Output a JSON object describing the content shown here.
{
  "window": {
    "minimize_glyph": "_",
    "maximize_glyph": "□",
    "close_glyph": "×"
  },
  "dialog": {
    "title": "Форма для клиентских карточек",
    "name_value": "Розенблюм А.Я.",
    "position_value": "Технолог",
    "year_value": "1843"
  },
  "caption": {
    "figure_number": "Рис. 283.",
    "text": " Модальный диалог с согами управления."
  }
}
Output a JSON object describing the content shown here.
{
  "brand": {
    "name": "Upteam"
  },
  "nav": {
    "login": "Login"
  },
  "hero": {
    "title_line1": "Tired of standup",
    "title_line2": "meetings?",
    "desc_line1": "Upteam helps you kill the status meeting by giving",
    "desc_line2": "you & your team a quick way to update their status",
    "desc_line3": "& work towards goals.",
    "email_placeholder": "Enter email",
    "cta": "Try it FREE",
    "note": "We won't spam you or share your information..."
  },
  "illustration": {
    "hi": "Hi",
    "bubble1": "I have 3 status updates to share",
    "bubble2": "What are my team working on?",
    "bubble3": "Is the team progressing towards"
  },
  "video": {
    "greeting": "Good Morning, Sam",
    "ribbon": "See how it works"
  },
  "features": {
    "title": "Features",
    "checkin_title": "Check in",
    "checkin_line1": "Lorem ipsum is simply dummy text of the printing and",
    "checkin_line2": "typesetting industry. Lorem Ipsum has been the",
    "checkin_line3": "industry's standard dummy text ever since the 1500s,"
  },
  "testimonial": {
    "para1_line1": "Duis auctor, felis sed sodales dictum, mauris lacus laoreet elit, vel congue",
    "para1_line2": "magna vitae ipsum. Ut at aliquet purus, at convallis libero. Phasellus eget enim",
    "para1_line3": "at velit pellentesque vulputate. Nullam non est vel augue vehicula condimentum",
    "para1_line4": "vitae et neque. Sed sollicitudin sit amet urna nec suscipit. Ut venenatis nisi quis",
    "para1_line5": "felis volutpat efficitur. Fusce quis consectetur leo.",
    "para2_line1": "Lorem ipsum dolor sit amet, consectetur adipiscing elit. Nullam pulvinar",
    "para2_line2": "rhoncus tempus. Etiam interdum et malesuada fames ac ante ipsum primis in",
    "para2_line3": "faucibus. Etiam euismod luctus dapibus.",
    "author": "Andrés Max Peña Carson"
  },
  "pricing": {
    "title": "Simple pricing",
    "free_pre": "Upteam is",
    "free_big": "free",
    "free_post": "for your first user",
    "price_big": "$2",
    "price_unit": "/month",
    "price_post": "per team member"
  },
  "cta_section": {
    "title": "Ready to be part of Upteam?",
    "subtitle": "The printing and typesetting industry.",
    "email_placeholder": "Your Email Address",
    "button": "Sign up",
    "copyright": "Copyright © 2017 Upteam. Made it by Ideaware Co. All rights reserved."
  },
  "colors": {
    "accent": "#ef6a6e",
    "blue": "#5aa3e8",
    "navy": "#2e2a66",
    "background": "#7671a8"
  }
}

========================================================================

» **REQUEST**:
Where a line holds "Lorem", copy that line.

» **CORRECT ANSWER**:
    "checkin_line1": "Lorem ipsum is simply dummy text of the printing and",
    "checkin_line2": "typesetting industry. Lorem Ipsum has been the",
    "para2_line1": "Lorem ipsum dolor sit amet, consectetur adipiscing elit. Nullam pulvinar",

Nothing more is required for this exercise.